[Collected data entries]
☆ ☆ ☆
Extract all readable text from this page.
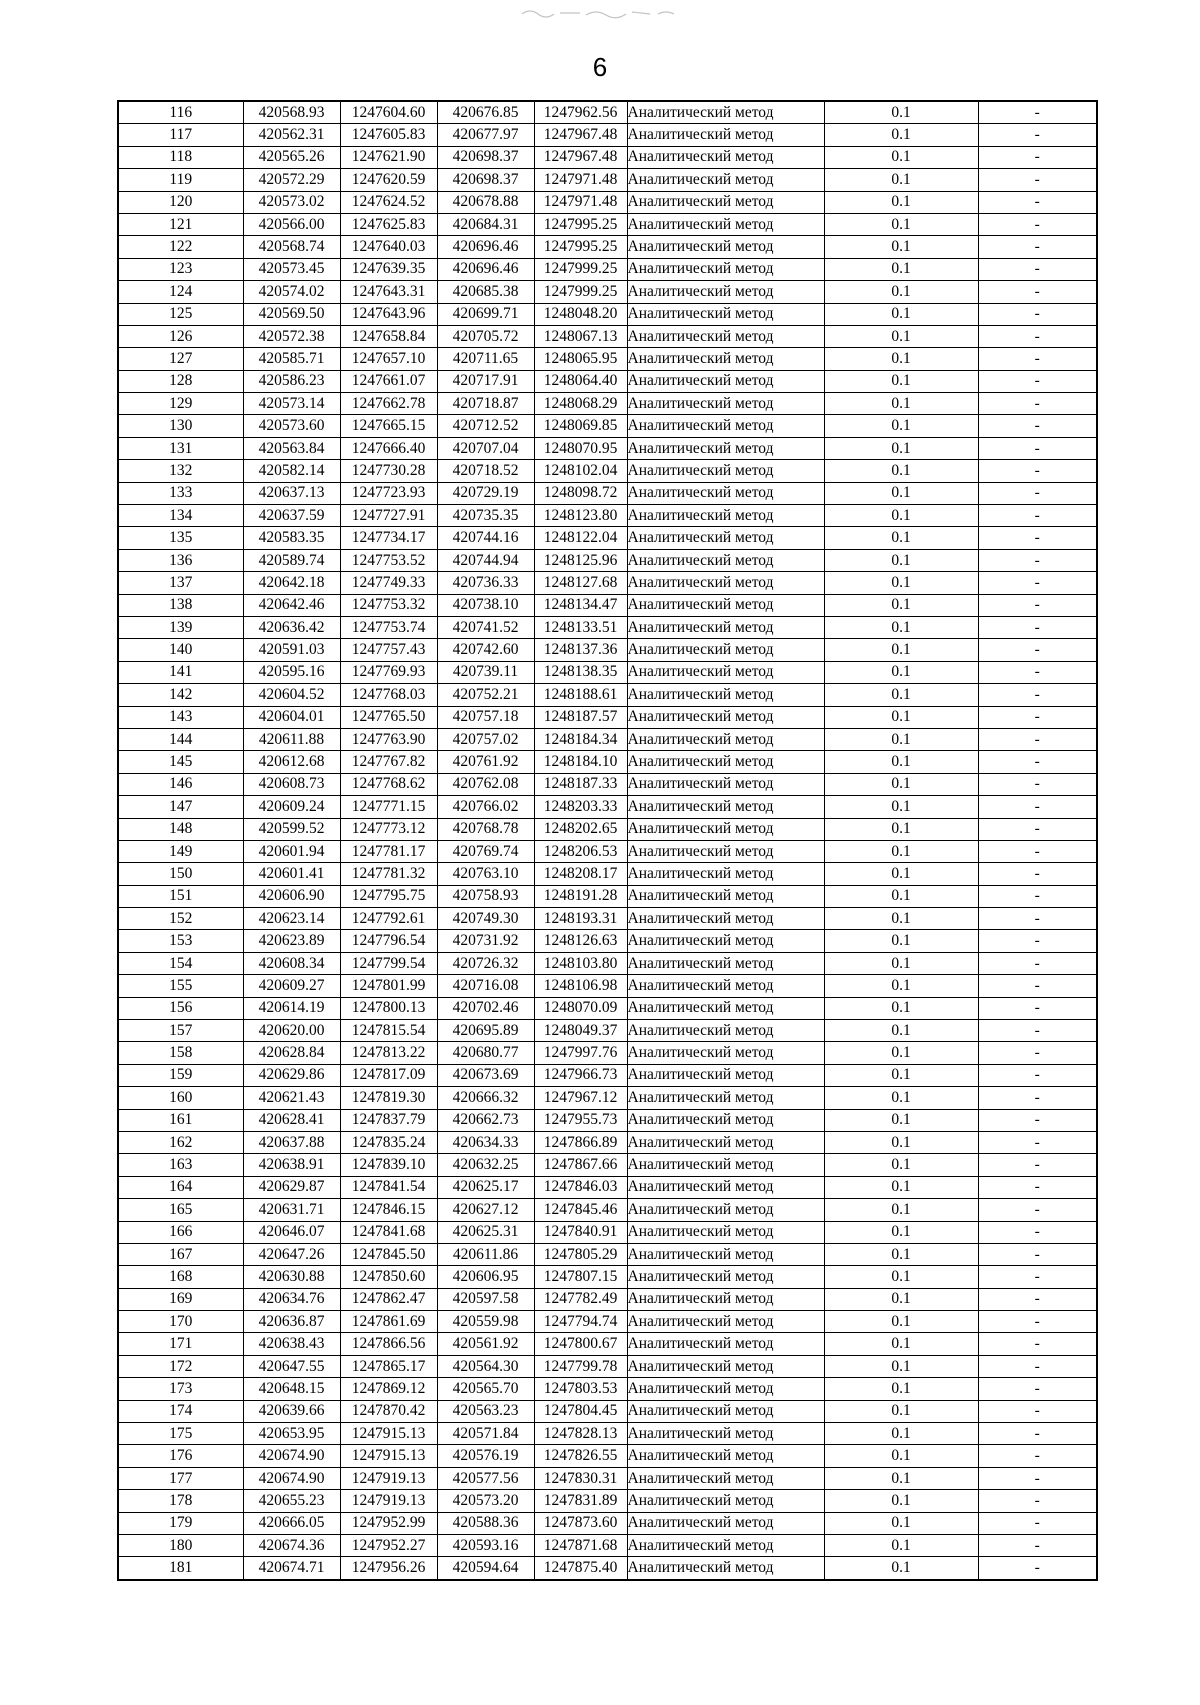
6
116	420568.93	1247604.60	420676.85	1247962.56	Аналитический метод	0.1	-
117	420562.31	1247605.83	420677.97	1247967.48	Аналитический метод	0.1	-
118	420565.26	1247621.90	420698.37	1247967.48	Аналитический метод	0.1	-
119	420572.29	1247620.59	420698.37	1247971.48	Аналитический метод	0.1	-
120	420573.02	1247624.52	420678.88	1247971.48	Аналитический метод	0.1	-
121	420566.00	1247625.83	420684.31	1247995.25	Аналитический метод	0.1	-
122	420568.74	1247640.03	420696.46	1247995.25	Аналитический метод	0.1	-
123	420573.45	1247639.35	420696.46	1247999.25	Аналитический метод	0.1	-
124	420574.02	1247643.31	420685.38	1247999.25	Аналитический метод	0.1	-
125	420569.50	1247643.96	420699.71	1248048.20	Аналитический метод	0.1	-
126	420572.38	1247658.84	420705.72	1248067.13	Аналитический метод	0.1	-
127	420585.71	1247657.10	420711.65	1248065.95	Аналитический метод	0.1	-
128	420586.23	1247661.07	420717.91	1248064.40	Аналитический метод	0.1	-
129	420573.14	1247662.78	420718.87	1248068.29	Аналитический метод	0.1	-
130	420573.60	1247665.15	420712.52	1248069.85	Аналитический метод	0.1	-
131	420563.84	1247666.40	420707.04	1248070.95	Аналитический метод	0.1	-
132	420582.14	1247730.28	420718.52	1248102.04	Аналитический метод	0.1	-
133	420637.13	1247723.93	420729.19	1248098.72	Аналитический метод	0.1	-
134	420637.59	1247727.91	420735.35	1248123.80	Аналитический метод	0.1	-
135	420583.35	1247734.17	420744.16	1248122.04	Аналитический метод	0.1	-
136	420589.74	1247753.52	420744.94	1248125.96	Аналитический метод	0.1	-
137	420642.18	1247749.33	420736.33	1248127.68	Аналитический метод	0.1	-
138	420642.46	1247753.32	420738.10	1248134.47	Аналитический метод	0.1	-
139	420636.42	1247753.74	420741.52	1248133.51	Аналитический метод	0.1	-
140	420591.03	1247757.43	420742.60	1248137.36	Аналитический метод	0.1	-
141	420595.16	1247769.93	420739.11	1248138.35	Аналитический метод	0.1	-
142	420604.52	1247768.03	420752.21	1248188.61	Аналитический метод	0.1	-
143	420604.01	1247765.50	420757.18	1248187.57	Аналитический метод	0.1	-
144	420611.88	1247763.90	420757.02	1248184.34	Аналитический метод	0.1	-
145	420612.68	1247767.82	420761.92	1248184.10	Аналитический метод	0.1	-
146	420608.73	1247768.62	420762.08	1248187.33	Аналитический метод	0.1	-
147	420609.24	1247771.15	420766.02	1248203.33	Аналитический метод	0.1	-
148	420599.52	1247773.12	420768.78	1248202.65	Аналитический метод	0.1	-
149	420601.94	1247781.17	420769.74	1248206.53	Аналитический метод	0.1	-
150	420601.41	1247781.32	420763.10	1248208.17	Аналитический метод	0.1	-
151	420606.90	1247795.75	420758.93	1248191.28	Аналитический метод	0.1	-
152	420623.14	1247792.61	420749.30	1248193.31	Аналитический метод	0.1	-
153	420623.89	1247796.54	420731.92	1248126.63	Аналитический метод	0.1	-
154	420608.34	1247799.54	420726.32	1248103.80	Аналитический метод	0.1	-
155	420609.27	1247801.99	420716.08	1248106.98	Аналитический метод	0.1	-
156	420614.19	1247800.13	420702.46	1248070.09	Аналитический метод	0.1	-
157	420620.00	1247815.54	420695.89	1248049.37	Аналитический метод	0.1	-
158	420628.84	1247813.22	420680.77	1247997.76	Аналитический метод	0.1	-
159	420629.86	1247817.09	420673.69	1247966.73	Аналитический метод	0.1	-
160	420621.43	1247819.30	420666.32	1247967.12	Аналитический метод	0.1	-
161	420628.41	1247837.79	420662.73	1247955.73	Аналитический метод	0.1	-
162	420637.88	1247835.24	420634.33	1247866.89	Аналитический метод	0.1	-
163	420638.91	1247839.10	420632.25	1247867.66	Аналитический метод	0.1	-
164	420629.87	1247841.54	420625.17	1247846.03	Аналитический метод	0.1	-
165	420631.71	1247846.15	420627.12	1247845.46	Аналитический метод	0.1	-
166	420646.07	1247841.68	420625.31	1247840.91	Аналитический метод	0.1	-
167	420647.26	1247845.50	420611.86	1247805.29	Аналитический метод	0.1	-
168	420630.88	1247850.60	420606.95	1247807.15	Аналитический метод	0.1	-
169	420634.76	1247862.47	420597.58	1247782.49	Аналитический метод	0.1	-
170	420636.87	1247861.69	420559.98	1247794.74	Аналитический метод	0.1	-
171	420638.43	1247866.56	420561.92	1247800.67	Аналитический метод	0.1	-
172	420647.55	1247865.17	420564.30	1247799.78	Аналитический метод	0.1	-
173	420648.15	1247869.12	420565.70	1247803.53	Аналитический метод	0.1	-
174	420639.66	1247870.42	420563.23	1247804.45	Аналитический метод	0.1	-
175	420653.95	1247915.13	420571.84	1247828.13	Аналитический метод	0.1	-
176	420674.90	1247915.13	420576.19	1247826.55	Аналитический метод	0.1	-
177	420674.90	1247919.13	420577.56	1247830.31	Аналитический метод	0.1	-
178	420655.23	1247919.13	420573.20	1247831.89	Аналитический метод	0.1	-
179	420666.05	1247952.99	420588.36	1247873.60	Аналитический метод	0.1	-
180	420674.36	1247952.27	420593.16	1247871.68	Аналитический метод	0.1	-
181	420674.71	1247956.26	420594.64	1247875.40	Аналитический метод	0.1	-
☆ ☆ ☆
## Do this:
Print every record above exactly as written, leaving out the pictures.

## Full response:
Extract all readable text from this page.
6
116	420568.93	1247604.60	420676.85	1247962.56	Аналитический метод	0.1	-
117	420562.31	1247605.83	420677.97	1247967.48	Аналитический метод	0.1	-
118	420565.26	1247621.90	420698.37	1247967.48	Аналитический метод	0.1	-
119	420572.29	1247620.59	420698.37	1247971.48	Аналитический метод	0.1	-
120	420573.02	1247624.52	420678.88	1247971.48	Аналитический метод	0.1	-
121	420566.00	1247625.83	420684.31	1247995.25	Аналитический метод	0.1	-
122	420568.74	1247640.03	420696.46	1247995.25	Аналитический метод	0.1	-
123	420573.45	1247639.35	420696.46	1247999.25	Аналитический метод	0.1	-
124	420574.02	1247643.31	420685.38	1247999.25	Аналитический метод	0.1	-
125	420569.50	1247643.96	420699.71	1248048.20	Аналитический метод	0.1	-
126	420572.38	1247658.84	420705.72	1248067.13	Аналитический метод	0.1	-
127	420585.71	1247657.10	420711.65	1248065.95	Аналитический метод	0.1	-
128	420586.23	1247661.07	420717.91	1248064.40	Аналитический метод	0.1	-
129	420573.14	1247662.78	420718.87	1248068.29	Аналитический метод	0.1	-
130	420573.60	1247665.15	420712.52	1248069.85	Аналитический метод	0.1	-
131	420563.84	1247666.40	420707.04	1248070.95	Аналитический метод	0.1	-
132	420582.14	1247730.28	420718.52	1248102.04	Аналитический метод	0.1	-
133	420637.13	1247723.93	420729.19	1248098.72	Аналитический метод	0.1	-
134	420637.59	1247727.91	420735.35	1248123.80	Аналитический метод	0.1	-
135	420583.35	1247734.17	420744.16	1248122.04	Аналитический метод	0.1	-
136	420589.74	1247753.52	420744.94	1248125.96	Аналитический метод	0.1	-
137	420642.18	1247749.33	420736.33	1248127.68	Аналитический метод	0.1	-
138	420642.46	1247753.32	420738.10	1248134.47	Аналитический метод	0.1	-
139	420636.42	1247753.74	420741.52	1248133.51	Аналитический метод	0.1	-
140	420591.03	1247757.43	420742.60	1248137.36	Аналитический метод	0.1	-
141	420595.16	1247769.93	420739.11	1248138.35	Аналитический метод	0.1	-
142	420604.52	1247768.03	420752.21	1248188.61	Аналитический метод	0.1	-
143	420604.01	1247765.50	420757.18	1248187.57	Аналитический метод	0.1	-
144	420611.88	1247763.90	420757.02	1248184.34	Аналитический метод	0.1	-
145	420612.68	1247767.82	420761.92	1248184.10	Аналитический метод	0.1	-
146	420608.73	1247768.62	420762.08	1248187.33	Аналитический метод	0.1	-
147	420609.24	1247771.15	420766.02	1248203.33	Аналитический метод	0.1	-
148	420599.52	1247773.12	420768.78	1248202.65	Аналитический метод	0.1	-
149	420601.94	1247781.17	420769.74	1248206.53	Аналитический метод	0.1	-
150	420601.41	1247781.32	420763.10	1248208.17	Аналитический метод	0.1	-
151	420606.90	1247795.75	420758.93	1248191.28	Аналитический метод	0.1	-
152	420623.14	1247792.61	420749.30	1248193.31	Аналитический метод	0.1	-
153	420623.89	1247796.54	420731.92	1248126.63	Аналитический метод	0.1	-
154	420608.34	1247799.54	420726.32	1248103.80	Аналитический метод	0.1	-
155	420609.27	1247801.99	420716.08	1248106.98	Аналитический метод	0.1	-
156	420614.19	1247800.13	420702.46	1248070.09	Аналитический метод	0.1	-
157	420620.00	1247815.54	420695.89	1248049.37	Аналитический метод	0.1	-
158	420628.84	1247813.22	420680.77	1247997.76	Аналитический метод	0.1	-
159	420629.86	1247817.09	420673.69	1247966.73	Аналитический метод	0.1	-
160	420621.43	1247819.30	420666.32	1247967.12	Аналитический метод	0.1	-
161	420628.41	1247837.79	420662.73	1247955.73	Аналитический метод	0.1	-
162	420637.88	1247835.24	420634.33	1247866.89	Аналитический метод	0.1	-
163	420638.91	1247839.10	420632.25	1247867.66	Аналитический метод	0.1	-
164	420629.87	1247841.54	420625.17	1247846.03	Аналитический метод	0.1	-
165	420631.71	1247846.15	420627.12	1247845.46	Аналитический метод	0.1	-
166	420646.07	1247841.68	420625.31	1247840.91	Аналитический метод	0.1	-
167	420647.26	1247845.50	420611.86	1247805.29	Аналитический метод	0.1	-
168	420630.88	1247850.60	420606.95	1247807.15	Аналитический метод	0.1	-
169	420634.76	1247862.47	420597.58	1247782.49	Аналитический метод	0.1	-
170	420636.87	1247861.69	420559.98	1247794.74	Аналитический метод	0.1	-
171	420638.43	1247866.56	420561.92	1247800.67	Аналитический метод	0.1	-
172	420647.55	1247865.17	420564.30	1247799.78	Аналитический метод	0.1	-
173	420648.15	1247869.12	420565.70	1247803.53	Аналитический метод	0.1	-
174	420639.66	1247870.42	420563.23	1247804.45	Аналитический метод	0.1	-
175	420653.95	1247915.13	420571.84	1247828.13	Аналитический метод	0.1	-
176	420674.90	1247915.13	420576.19	1247826.55	Аналитический метод	0.1	-
177	420674.90	1247919.13	420577.56	1247830.31	Аналитический метод	0.1	-
178	420655.23	1247919.13	420573.20	1247831.89	Аналитический метод	0.1	-
179	420666.05	1247952.99	420588.36	1247873.60	Аналитический метод	0.1	-
180	420674.36	1247952.27	420593.16	1247871.68	Аналитический метод	0.1	-
181	420674.71	1247956.26	420594.64	1247875.40	Аналитический метод	0.1	-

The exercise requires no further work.